— Begin —

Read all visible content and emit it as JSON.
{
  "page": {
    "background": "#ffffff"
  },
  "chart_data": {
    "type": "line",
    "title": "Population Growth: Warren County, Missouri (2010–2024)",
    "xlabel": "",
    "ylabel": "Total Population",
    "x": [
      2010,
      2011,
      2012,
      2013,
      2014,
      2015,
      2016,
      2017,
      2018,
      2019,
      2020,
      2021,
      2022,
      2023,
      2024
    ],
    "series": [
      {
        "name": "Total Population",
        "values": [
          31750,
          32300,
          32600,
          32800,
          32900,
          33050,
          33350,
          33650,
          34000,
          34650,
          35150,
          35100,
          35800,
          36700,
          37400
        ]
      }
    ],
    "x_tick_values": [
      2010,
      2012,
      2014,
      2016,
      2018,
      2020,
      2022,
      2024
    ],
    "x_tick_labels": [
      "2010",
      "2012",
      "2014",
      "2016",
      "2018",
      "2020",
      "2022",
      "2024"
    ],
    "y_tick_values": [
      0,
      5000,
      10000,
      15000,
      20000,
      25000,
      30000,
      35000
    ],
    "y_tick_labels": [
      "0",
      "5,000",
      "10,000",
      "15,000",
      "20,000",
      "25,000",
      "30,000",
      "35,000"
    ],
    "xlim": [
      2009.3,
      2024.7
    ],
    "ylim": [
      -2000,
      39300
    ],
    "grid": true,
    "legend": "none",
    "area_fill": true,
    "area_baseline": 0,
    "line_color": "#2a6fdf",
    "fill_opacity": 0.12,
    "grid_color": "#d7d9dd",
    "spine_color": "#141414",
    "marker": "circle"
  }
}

— End —

_WORK TO BE COMPLETED_
For the entries above, count the lines that contain the string "Total", and state that number without further comment.

_WRITTEN RESPONSE_
2